Segment Start: PROVIDED TEXT

IRP5s – The Employer’s responsibility

 

Being an entrepreneur and a boss isn’t easy; there’s only one of you and about a thousand responsibilities that you have to stay on top of. Naturally, one of those responsibilities is making sure that each of your employees is issued an IRP5 form every tax year. Because it isn’t easy staying in tune with absolutely each little thing that life throws at you we, at KWP Attorneys, have taken the opportunity to help you by setting out everything that you need to know about your responsibilities as an employer in terms of  your employees and IRP5s.

Each year, our good friend SARS needs to assess the total tax liability due from an individual. This is why SARS needs you, as an employer, to inform it of all the income that an individual has received during a specific period and it needs to know the amount of deductions that are allowable for this same period. SARS gets this information from an individual by looking at the remuneration as reflected on the IRP5 certificate or from the income that an individual has received from another source which will obviously be supported by additional source documents.

Here’s the boring truth – in terms of paragraph 14(3) of the Fourth Schedule to the Income Tax Act 58 of 1962, an employer is obliged to provide a reconciliation statement reflecting the details of the total amount of an employee’s tax which has been deducted or withheld by the employer, as well as the details of the IRP5 certificates issued to the employee during the tax year. Paragraph 14(3) forges a sort of forced relationship between employers and SARS, if you will.

Simply put, the point of the reconciliation statement is to allow SARS to reconcile the amount of tax that has been declared by an employee and that has been paid over to SARS with the tax that is reflected on the IRP5 certificates issued for that tax year. This helps SARS account for all issued, cancelled, lost and destroyed IRP5 certificates. Here’s the rub – if you, as an employer, fail to submit your reconciliation statement, you will have to pay a penalty. The penalty is based on either the assessed loss or on your own taxable income for the preceding year. To make matters worse, if you don’t rectify your non-compliance the penalty amount will increase in equal increments for each month that you fail to rectify it. You definitely don’t need that kind of negativity in your already stressful life!

Just to complicate things a little bit more for you, sometimes an employee may receive more than one IRP5 certificate. In this case, each IRP5 provides details about the dates that the employee has worked at the respective company and it will display the total income, allowances and fringe benefits received during that particular tax year. The IRP5 also reflects any statutory deductions made for Pay–As-You-Earn, Unemployment Insurance Fund and Skills Development Levy, Contributions to Medical Aid, Provident or Pension Funds are also reflected.

You will need to make sure that you give your employees a hard copy of their IRP5 certificates. As with all official documents, it is important to check that the information is correct because, if you don’t, you will have to go through the whole saga all over again—you’ll have to correct the error and re-submit the IRP5 to SARS because your employee won’t be allowed to.

Segment End: PROVIDED TEXT

*WHAT TO WORK ON*. Reproduce word for word the part of the IRP5 article starting with "Being an entrepreneur" and going on through "employees and IRP5s.".

Segment Start: RECORD SET

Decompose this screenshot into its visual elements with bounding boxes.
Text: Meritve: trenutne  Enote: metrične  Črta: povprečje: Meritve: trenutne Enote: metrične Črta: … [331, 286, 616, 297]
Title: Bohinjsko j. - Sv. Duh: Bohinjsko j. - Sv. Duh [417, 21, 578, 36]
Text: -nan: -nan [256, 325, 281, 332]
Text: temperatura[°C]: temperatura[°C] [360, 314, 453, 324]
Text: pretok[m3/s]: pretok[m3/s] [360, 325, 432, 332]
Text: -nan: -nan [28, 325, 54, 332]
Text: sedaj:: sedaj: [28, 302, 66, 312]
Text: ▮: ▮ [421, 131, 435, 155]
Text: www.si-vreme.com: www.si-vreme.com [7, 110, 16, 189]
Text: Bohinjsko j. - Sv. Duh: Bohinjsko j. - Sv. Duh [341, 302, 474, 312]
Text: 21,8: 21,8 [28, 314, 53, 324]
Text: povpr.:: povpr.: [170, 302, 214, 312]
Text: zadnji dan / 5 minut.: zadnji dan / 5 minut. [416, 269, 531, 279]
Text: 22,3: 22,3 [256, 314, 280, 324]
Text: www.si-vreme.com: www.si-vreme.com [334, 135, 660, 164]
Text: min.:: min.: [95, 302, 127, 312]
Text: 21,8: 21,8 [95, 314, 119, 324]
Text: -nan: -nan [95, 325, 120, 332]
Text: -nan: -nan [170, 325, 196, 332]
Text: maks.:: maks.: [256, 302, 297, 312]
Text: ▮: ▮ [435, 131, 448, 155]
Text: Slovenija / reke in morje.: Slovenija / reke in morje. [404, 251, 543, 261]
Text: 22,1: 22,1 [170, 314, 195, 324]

Segment End: RECORD SET

*RESULT FOR THIS TASK*.
Being an entrepreneur and a boss isn’t easy; there’s only one of you and about a thousand responsibilities that you have to stay on top of. Naturally, one of those responsibilities is making sure that each of your employees is issued an IRP5 form every tax year. Because it isn’t easy staying in tune with absolutely each little thing that life throws at you we, at KWP Attorneys, have taken the opportunity to help you by setting out everything that you need to know about your responsibilities as an employer in terms of  your employees and IRP5s.